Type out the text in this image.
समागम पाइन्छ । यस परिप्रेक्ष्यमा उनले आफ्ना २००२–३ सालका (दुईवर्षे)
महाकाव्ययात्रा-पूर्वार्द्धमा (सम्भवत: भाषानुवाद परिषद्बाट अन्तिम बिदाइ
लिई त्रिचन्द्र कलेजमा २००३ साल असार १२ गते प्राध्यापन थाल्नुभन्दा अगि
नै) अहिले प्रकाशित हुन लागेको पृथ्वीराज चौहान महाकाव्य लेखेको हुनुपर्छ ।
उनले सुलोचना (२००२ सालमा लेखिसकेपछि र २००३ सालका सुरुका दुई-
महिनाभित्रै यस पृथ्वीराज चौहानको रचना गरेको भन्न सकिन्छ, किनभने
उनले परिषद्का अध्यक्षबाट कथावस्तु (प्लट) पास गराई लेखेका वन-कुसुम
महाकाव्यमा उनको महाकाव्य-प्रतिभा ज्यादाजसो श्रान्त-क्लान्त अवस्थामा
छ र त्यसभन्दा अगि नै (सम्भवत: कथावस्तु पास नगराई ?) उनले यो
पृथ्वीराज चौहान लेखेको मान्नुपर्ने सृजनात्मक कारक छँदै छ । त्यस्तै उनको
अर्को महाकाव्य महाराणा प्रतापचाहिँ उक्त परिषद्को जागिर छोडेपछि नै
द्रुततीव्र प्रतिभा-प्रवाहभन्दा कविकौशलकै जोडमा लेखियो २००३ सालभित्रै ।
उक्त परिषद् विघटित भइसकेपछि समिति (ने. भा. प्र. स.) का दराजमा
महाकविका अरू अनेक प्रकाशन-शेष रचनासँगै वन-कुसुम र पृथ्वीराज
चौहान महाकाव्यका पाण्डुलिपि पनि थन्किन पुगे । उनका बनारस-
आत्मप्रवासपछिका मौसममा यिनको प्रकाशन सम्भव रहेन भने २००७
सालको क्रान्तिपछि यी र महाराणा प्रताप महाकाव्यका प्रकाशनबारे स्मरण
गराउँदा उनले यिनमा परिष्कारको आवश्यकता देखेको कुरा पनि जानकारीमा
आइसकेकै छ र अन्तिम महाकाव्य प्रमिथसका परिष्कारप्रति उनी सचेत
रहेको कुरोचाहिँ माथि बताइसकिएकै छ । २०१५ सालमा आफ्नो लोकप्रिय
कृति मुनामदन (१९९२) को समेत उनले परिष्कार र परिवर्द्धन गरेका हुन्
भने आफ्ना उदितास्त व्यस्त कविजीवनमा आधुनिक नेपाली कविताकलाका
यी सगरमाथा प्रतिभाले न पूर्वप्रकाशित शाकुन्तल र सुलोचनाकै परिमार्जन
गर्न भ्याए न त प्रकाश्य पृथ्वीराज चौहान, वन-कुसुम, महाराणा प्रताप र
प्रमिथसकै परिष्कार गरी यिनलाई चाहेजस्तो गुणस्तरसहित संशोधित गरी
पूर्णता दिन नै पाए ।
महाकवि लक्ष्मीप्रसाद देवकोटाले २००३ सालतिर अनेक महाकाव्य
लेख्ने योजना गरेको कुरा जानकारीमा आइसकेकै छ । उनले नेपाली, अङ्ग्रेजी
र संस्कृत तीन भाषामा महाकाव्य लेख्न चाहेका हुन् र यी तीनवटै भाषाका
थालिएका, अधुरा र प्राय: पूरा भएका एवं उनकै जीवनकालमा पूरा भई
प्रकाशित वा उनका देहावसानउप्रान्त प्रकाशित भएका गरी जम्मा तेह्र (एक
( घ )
= = =
* _Written task_: Return only those lines of the records that contain the string "आइसक".

* _Exercise output_:
आइसकेकै छ र अन्तिम महाकाव्य प्रमिथसका परिष्कारप्रति उनी सचेत
लेख्ने योजना गरेको कुरा जानकारीमा आइसकेकै छ । उनले नेपाली, अङ्ग्रेजी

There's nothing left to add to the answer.